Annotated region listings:
****************

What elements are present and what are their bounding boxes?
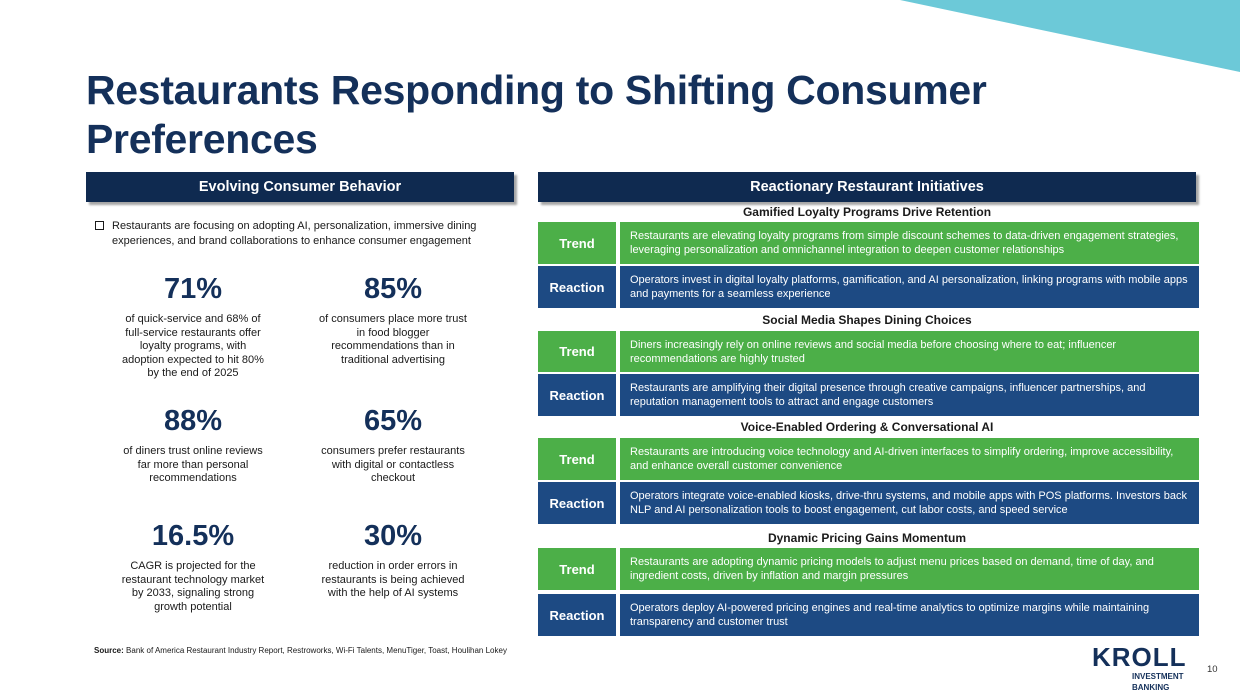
left-section-header: Evolving Consumer Behavior [86, 172, 514, 202]
stat-value: 71% [163, 273, 223, 305]
stat-description: reduction in order errors in restaurants… [321, 560, 465, 599]
stat-card: 88% of diners trust online reviews far m… [118, 404, 268, 486]
trend-text: Diners increasingly rely on online revie… [620, 331, 1199, 372]
page-title: Restaurants Responding to Shifting Consu… [86, 67, 987, 162]
initiative-group-title: Voice-Enabled Ordering & Conversational … [740, 420, 994, 434]
stat-description: of quick-service and 68% of full-service… [122, 313, 264, 379]
reaction-text: Operators invest in digital loyalty plat… [620, 266, 1199, 308]
trend-text: Restaurants are elevating loyalty progra… [620, 222, 1199, 264]
stat-description: of consumers place more trust in food bl… [319, 313, 467, 366]
reaction-text: Operators deploy AI-powered pricing engi… [620, 594, 1199, 636]
kroll-logo: KROLL INVESTMENT BANKING [1092, 643, 1202, 693]
stat-value: 65% [363, 405, 423, 437]
initiative-group-title: Social Media Shapes Dining Choices [762, 313, 972, 327]
trend-text: Restaurants are adopting dynamic pricing… [620, 548, 1199, 590]
reaction-text: Restaurants are amplifying their digital… [620, 374, 1199, 416]
reaction-label: Reaction [538, 266, 616, 308]
initiative-group-title: Gamified Loyalty Programs Drive Retentio… [742, 205, 992, 219]
logo-subtitle-line2: BANKING [1132, 683, 1170, 692]
stat-card: 85% of consumers place more trust in foo… [318, 272, 468, 367]
logo-wordmark: KROLL [1092, 642, 1187, 672]
trend-text: Restaurants are introducing voice techno… [620, 438, 1199, 480]
intro-bullet: Restaurants are focusing on adopting AI,… [95, 219, 507, 249]
intro-bullet-text: Restaurants are focusing on adopting AI,… [112, 220, 477, 247]
source-note: Source: Bank of America Restaurant Indus… [94, 646, 507, 655]
reaction-label: Reaction [538, 594, 616, 636]
stat-card: 30% reduction in order errors in restaur… [318, 519, 468, 601]
trend-label: Trend [538, 438, 616, 480]
trend-label: Trend [538, 331, 616, 372]
stat-value: 30% [363, 520, 423, 552]
stat-value: 16.5% [151, 520, 235, 552]
stat-description: of diners trust online reviews far more … [123, 445, 263, 484]
checkbox-bullet-icon [95, 221, 104, 230]
right-section-header: Reactionary Restaurant Initiatives [538, 172, 1196, 202]
trend-label: Trend [538, 222, 616, 264]
corner-accent-shape [900, 0, 1240, 72]
reaction-label: Reaction [538, 374, 616, 416]
stat-card: 65% consumers prefer restaurants with di… [318, 404, 468, 486]
initiative-group-title: Dynamic Pricing Gains Momentum [767, 531, 967, 545]
trend-label: Trend [538, 548, 616, 590]
stat-value: 85% [363, 273, 423, 305]
stat-description: consumers prefer restaurants with digita… [321, 445, 465, 484]
source-label: Source: [94, 646, 124, 655]
stat-card: 16.5% CAGR is projected for the restaura… [118, 519, 268, 614]
reaction-text: Operators integrate voice-enabled kiosks… [620, 482, 1199, 524]
source-text: Bank of America Restaurant Industry Repo… [126, 646, 507, 655]
stat-card: 71% of quick-service and 68% of full-ser… [118, 272, 268, 381]
stat-description: CAGR is projected for the restaurant tec… [121, 560, 265, 613]
stat-value: 88% [163, 405, 223, 437]
reaction-label: Reaction [538, 482, 616, 524]
page-number: 10 [1207, 664, 1218, 675]
logo-subtitle-line1: INVESTMENT [1132, 672, 1184, 681]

****************

= EXERCISE TASK =
Update the items so that every "stat-card" reads "metric-card" instead, and change nothing else. Leave the pictures out of your answer.

= EXERCISE SOLUTION =
What elements are present and what are their bounding boxes?
left-section-header: Evolving Consumer Behavior [86, 172, 514, 202]
stat-value: 71% [163, 273, 223, 305]
stat-description: reduction in order errors in restaurants… [321, 560, 465, 599]
metric-card: 88% of diners trust online reviews far m… [118, 404, 268, 486]
trend-text: Diners increasingly rely on online revie… [620, 331, 1199, 372]
page-title: Restaurants Responding to Shifting Consu… [86, 67, 987, 162]
initiative-group-title: Voice-Enabled Ordering & Conversational … [740, 420, 994, 434]
stat-description: of quick-service and 68% of full-service… [122, 313, 264, 379]
reaction-text: Operators invest in digital loyalty plat… [620, 266, 1199, 308]
trend-text: Restaurants are elevating loyalty progra… [620, 222, 1199, 264]
stat-description: of consumers place more trust in food bl… [319, 313, 467, 366]
reaction-text: Operators deploy AI-powered pricing engi… [620, 594, 1199, 636]
kroll-logo: KROLL INVESTMENT BANKING [1092, 643, 1202, 693]
stat-value: 65% [363, 405, 423, 437]
initiative-group-title: Social Media Shapes Dining Choices [762, 313, 972, 327]
trend-text: Restaurants are adopting dynamic pricing… [620, 548, 1199, 590]
reaction-text: Restaurants are amplifying their digital… [620, 374, 1199, 416]
reaction-label: Reaction [538, 266, 616, 308]
initiative-group-title: Gamified Loyalty Programs Drive Retentio… [742, 205, 992, 219]
logo-subtitle-line2: BANKING [1132, 683, 1170, 692]
metric-card: 85% of consumers place more trust in foo… [318, 272, 468, 367]
logo-wordmark: KROLL [1092, 642, 1187, 672]
trend-text: Restaurants are introducing voice techno… [620, 438, 1199, 480]
intro-bullet: Restaurants are focusing on adopting AI,… [95, 219, 507, 249]
intro-bullet-text: Restaurants are focusing on adopting AI,… [112, 220, 477, 247]
source-note: Source: Bank of America Restaurant Indus… [94, 646, 507, 655]
reaction-label: Reaction [538, 594, 616, 636]
metric-card: 30% reduction in order errors in restaur… [318, 519, 468, 601]
trend-label: Trend [538, 438, 616, 480]
trend-label: Trend [538, 331, 616, 372]
stat-value: 30% [363, 520, 423, 552]
stat-value: 16.5% [151, 520, 235, 552]
stat-description: of diners trust online reviews far more … [123, 445, 263, 484]
checkbox-bullet-icon [95, 221, 104, 230]
right-section-header: Reactionary Restaurant Initiatives [538, 172, 1196, 202]
trend-label: Trend [538, 222, 616, 264]
corner-accent-shape [900, 0, 1240, 72]
reaction-label: Reaction [538, 374, 616, 416]
metric-card: 65% consumers prefer restaurants with di… [318, 404, 468, 486]
initiative-group-title: Dynamic Pricing Gains Momentum [767, 531, 967, 545]
trend-label: Trend [538, 548, 616, 590]
stat-value: 85% [363, 273, 423, 305]
stat-description: consumers prefer restaurants with digita… [321, 445, 465, 484]
source-label: Source: [94, 646, 124, 655]
metric-card: 16.5% CAGR is projected for the restaura… [118, 519, 268, 614]
reaction-text: Operators integrate voice-enabled kiosks… [620, 482, 1199, 524]
source-text: Bank of America Restaurant Industry Repo… [126, 646, 507, 655]
metric-card: 71% of quick-service and 68% of full-ser… [118, 272, 268, 381]
stat-description: CAGR is projected for the restaurant tec… [121, 560, 265, 613]
stat-value: 88% [163, 405, 223, 437]
reaction-label: Reaction [538, 482, 616, 524]
page-number: 10 [1207, 664, 1218, 675]
logo-subtitle-line1: INVESTMENT [1132, 672, 1184, 681]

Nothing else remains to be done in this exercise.